--- Start ---

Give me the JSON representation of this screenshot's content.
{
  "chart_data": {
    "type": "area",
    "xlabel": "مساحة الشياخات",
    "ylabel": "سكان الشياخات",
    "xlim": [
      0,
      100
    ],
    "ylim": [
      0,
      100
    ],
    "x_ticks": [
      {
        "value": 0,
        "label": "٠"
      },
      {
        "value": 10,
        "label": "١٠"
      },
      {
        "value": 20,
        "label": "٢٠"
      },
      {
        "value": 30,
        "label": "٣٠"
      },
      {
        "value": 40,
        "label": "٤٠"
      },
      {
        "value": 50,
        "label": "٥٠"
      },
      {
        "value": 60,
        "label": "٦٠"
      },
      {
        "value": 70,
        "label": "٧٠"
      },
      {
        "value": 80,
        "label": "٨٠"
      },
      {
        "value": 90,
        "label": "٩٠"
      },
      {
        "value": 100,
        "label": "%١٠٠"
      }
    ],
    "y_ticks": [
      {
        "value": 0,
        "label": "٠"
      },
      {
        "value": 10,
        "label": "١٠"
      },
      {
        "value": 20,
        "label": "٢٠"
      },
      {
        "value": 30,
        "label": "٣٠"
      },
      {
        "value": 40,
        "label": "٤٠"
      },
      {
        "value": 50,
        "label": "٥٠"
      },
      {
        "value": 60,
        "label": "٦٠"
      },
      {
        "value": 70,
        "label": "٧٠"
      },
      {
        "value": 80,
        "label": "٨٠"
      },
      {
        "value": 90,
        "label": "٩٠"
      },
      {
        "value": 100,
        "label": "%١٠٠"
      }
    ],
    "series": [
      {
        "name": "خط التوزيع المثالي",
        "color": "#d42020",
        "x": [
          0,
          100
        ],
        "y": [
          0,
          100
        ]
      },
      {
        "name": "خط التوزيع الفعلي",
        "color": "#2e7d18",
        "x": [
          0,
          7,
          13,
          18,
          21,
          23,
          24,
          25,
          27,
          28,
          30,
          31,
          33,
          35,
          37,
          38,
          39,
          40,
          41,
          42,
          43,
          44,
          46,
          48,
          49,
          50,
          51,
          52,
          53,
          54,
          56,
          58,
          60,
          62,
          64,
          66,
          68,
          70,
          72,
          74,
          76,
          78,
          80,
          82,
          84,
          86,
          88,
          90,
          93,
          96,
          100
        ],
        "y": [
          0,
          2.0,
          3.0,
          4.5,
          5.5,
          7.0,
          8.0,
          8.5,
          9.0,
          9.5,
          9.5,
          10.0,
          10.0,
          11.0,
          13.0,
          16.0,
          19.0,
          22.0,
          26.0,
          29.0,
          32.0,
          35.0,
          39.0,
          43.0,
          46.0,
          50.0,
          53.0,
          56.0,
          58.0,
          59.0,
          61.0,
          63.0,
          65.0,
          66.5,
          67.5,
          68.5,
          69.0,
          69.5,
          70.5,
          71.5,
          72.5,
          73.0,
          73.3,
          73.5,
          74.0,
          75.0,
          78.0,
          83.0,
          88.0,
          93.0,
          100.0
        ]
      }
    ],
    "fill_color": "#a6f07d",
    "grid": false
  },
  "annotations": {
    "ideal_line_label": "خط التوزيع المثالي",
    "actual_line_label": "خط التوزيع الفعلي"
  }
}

--- End ---
--- Start ---

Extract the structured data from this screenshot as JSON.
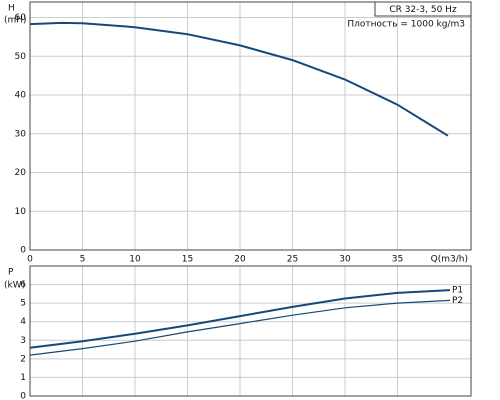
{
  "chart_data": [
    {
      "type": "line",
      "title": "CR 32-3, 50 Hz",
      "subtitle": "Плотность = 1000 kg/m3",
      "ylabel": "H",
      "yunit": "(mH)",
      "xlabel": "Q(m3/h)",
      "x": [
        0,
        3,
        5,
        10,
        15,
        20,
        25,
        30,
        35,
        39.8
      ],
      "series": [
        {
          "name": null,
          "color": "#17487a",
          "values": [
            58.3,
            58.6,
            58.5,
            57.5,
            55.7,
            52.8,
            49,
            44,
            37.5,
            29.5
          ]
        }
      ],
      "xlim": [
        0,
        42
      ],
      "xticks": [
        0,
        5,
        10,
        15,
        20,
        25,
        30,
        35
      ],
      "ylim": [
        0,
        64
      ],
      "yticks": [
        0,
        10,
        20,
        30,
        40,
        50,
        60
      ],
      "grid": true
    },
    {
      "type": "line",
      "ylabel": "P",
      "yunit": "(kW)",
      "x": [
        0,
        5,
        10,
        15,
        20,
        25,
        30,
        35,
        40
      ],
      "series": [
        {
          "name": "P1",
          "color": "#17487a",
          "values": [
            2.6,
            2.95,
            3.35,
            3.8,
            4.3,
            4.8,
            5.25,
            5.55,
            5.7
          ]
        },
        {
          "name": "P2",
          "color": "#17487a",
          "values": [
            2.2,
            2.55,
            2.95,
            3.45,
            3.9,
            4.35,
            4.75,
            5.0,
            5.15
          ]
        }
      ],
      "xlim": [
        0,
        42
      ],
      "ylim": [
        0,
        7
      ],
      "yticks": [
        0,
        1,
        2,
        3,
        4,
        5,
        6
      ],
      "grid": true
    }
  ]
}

--- End ---

**What is needed:**
From the entries above, copy every line that holds the word "ylabel".

**Finished task:**
    "ylabel": "سكان الشياخات",
      "ylabel": "H",
      "ylabel": "P",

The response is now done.